**INPUT FOR THIS TASK:**
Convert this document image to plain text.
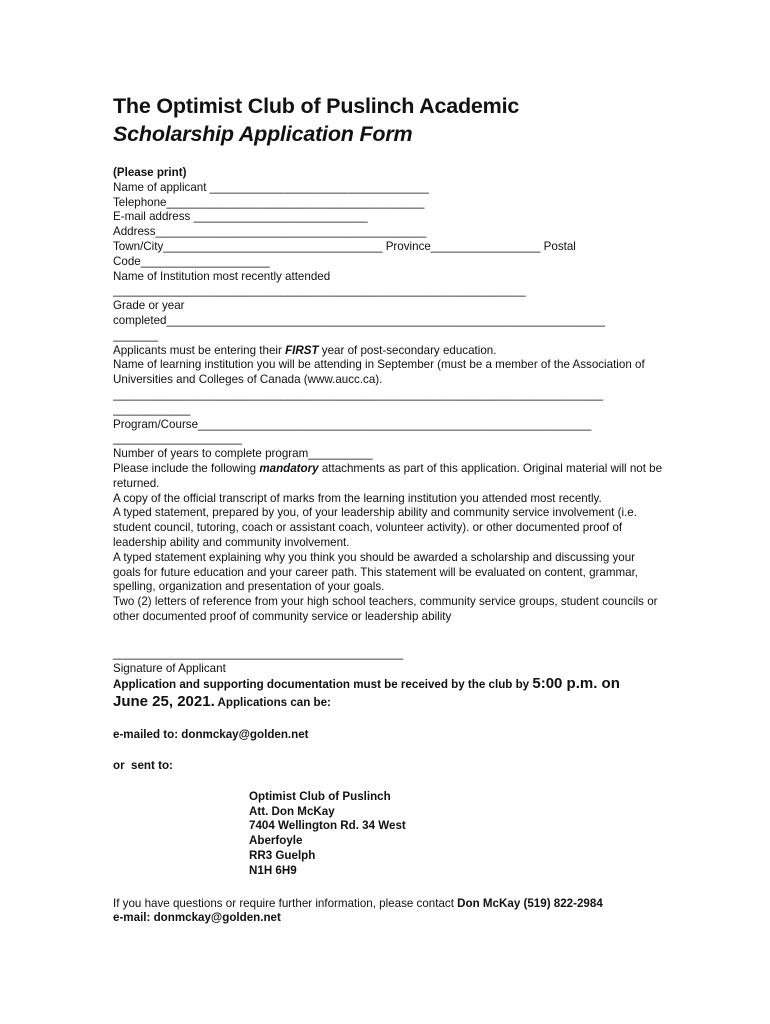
The Optimist Club of Puslinch Academic
Scholarship Application Form
(Please print)
Name of applicant __________________________________
Telephone________________________________________
E-mail address ___________________________
Address__________________________________________
Town/City__________________________________ Province_________________ Postal
Code____________________
Name of Institution most recently attended
________________________________________________________________
Grade or year
completed____________________________________________________________________
_______
Applicants must be entering their FIRST year of post-secondary education.
Name of learning institution you will be attending in September (must be a member of the Association of Universities and Colleges of Canada (www.aucc.ca).
____________________________________________________________________________
____________
Program/Course_____________________________________________________________
____________________
Number of years to complete program__________
Please include the following mandatory attachments as part of this application. Original material will not be returned.
A copy of the official transcript of marks from the learning institution you attended most recently.
A typed statement, prepared by you, of your leadership ability and community service involvement (i.e. student council, tutoring, coach or assistant coach, volunteer activity). or other documented proof of leadership ability and community involvement.
A typed statement explaining why you think you should be awarded a scholarship and discussing your goals for future education and your career path. This statement will be evaluated on content, grammar, spelling, organization and presentation of your goals.
Two (2) letters of reference from your high school teachers, community service groups, student councils or other documented proof of community service or leadership ability
_____________________________________________
Signature of Applicant
Application and supporting documentation must be received by the club by 5:00 p.m. on
June 25, 2021. Applications can be:
e-mailed to: donmckay@golden.net
or  sent to:
Optimist Club of Puslinch
Att. Don McKay
7404 Wellington Rd. 34 West
Aberfoyle
RR3 Guelph
N1H 6H9
If you have questions or require further information, please contact Don McKay (519) 822-2984
e-mail: donmckay@golden.net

**EXERCISE DETAILS:** Exclude the images, then output the data above word for word.

**CORRECT ANSWER:**
Convert this document image to plain text.
The Optimist Club of Puslinch Academic
Scholarship Application Form
(Please print)
Name of applicant __________________________________
Telephone________________________________________
E-mail address ___________________________
Address__________________________________________
Town/City__________________________________ Province_________________ Postal
Code____________________
Name of Institution most recently attended
________________________________________________________________
Grade or year
completed____________________________________________________________________
_______
Applicants must be entering their FIRST year of post-secondary education.
Name of learning institution you will be attending in September (must be a member of the Association of Universities and Colleges of Canada (www.aucc.ca).
____________________________________________________________________________
____________
Program/Course_____________________________________________________________
____________________
Number of years to complete program__________
Please include the following mandatory attachments as part of this application. Original material will not be returned.
A copy of the official transcript of marks from the learning institution you attended most recently.
A typed statement, prepared by you, of your leadership ability and community service involvement (i.e. student council, tutoring, coach or assistant coach, volunteer activity). or other documented proof of leadership ability and community involvement.
A typed statement explaining why you think you should be awarded a scholarship and discussing your goals for future education and your career path. This statement will be evaluated on content, grammar, spelling, organization and presentation of your goals.
Two (2) letters of reference from your high school teachers, community service groups, student councils or other documented proof of community service or leadership ability
_____________________________________________
Signature of Applicant
Application and supporting documentation must be received by the club by 5:00 p.m. on
June 25, 2021. Applications can be:
e-mailed to: donmckay@golden.net
or  sent to:
Optimist Club of Puslinch
Att. Don McKay
7404 Wellington Rd. 34 West
Aberfoyle
RR3 Guelph
N1H 6H9
If you have questions or require further information, please contact Don McKay (519) 822-2984
e-mail: donmckay@golden.net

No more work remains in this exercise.